# [SHORT PROBLEM]
Lift every line from the entries that includes the word "content".

# [Lines of data]
::::::
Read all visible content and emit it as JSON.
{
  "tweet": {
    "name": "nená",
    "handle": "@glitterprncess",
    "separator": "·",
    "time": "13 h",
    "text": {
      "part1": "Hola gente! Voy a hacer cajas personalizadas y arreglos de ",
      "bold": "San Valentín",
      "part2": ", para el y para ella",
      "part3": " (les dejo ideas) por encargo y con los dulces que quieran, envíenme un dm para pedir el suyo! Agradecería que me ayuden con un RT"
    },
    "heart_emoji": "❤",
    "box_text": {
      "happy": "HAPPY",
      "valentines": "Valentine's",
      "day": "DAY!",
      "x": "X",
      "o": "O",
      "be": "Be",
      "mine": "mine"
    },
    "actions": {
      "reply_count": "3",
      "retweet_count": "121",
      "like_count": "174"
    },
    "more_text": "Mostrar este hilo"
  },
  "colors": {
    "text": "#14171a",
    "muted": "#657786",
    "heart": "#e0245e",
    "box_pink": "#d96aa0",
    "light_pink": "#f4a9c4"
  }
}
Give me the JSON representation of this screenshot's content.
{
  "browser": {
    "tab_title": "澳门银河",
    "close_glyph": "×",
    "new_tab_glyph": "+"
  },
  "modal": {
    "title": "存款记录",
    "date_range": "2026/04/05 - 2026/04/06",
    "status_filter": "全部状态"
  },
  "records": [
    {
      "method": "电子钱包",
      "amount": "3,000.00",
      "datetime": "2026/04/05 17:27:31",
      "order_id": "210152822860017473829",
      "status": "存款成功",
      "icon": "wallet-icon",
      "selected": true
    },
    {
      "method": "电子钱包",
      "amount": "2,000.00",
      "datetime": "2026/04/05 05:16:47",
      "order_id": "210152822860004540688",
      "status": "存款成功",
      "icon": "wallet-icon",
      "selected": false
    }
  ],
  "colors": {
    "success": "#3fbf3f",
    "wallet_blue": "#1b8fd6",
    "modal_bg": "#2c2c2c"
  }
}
::::::
# [ANSWER TO THIS EXERCISE]
Read all visible content and emit it as JSON.
Give me the JSON representation of this screenshot's content.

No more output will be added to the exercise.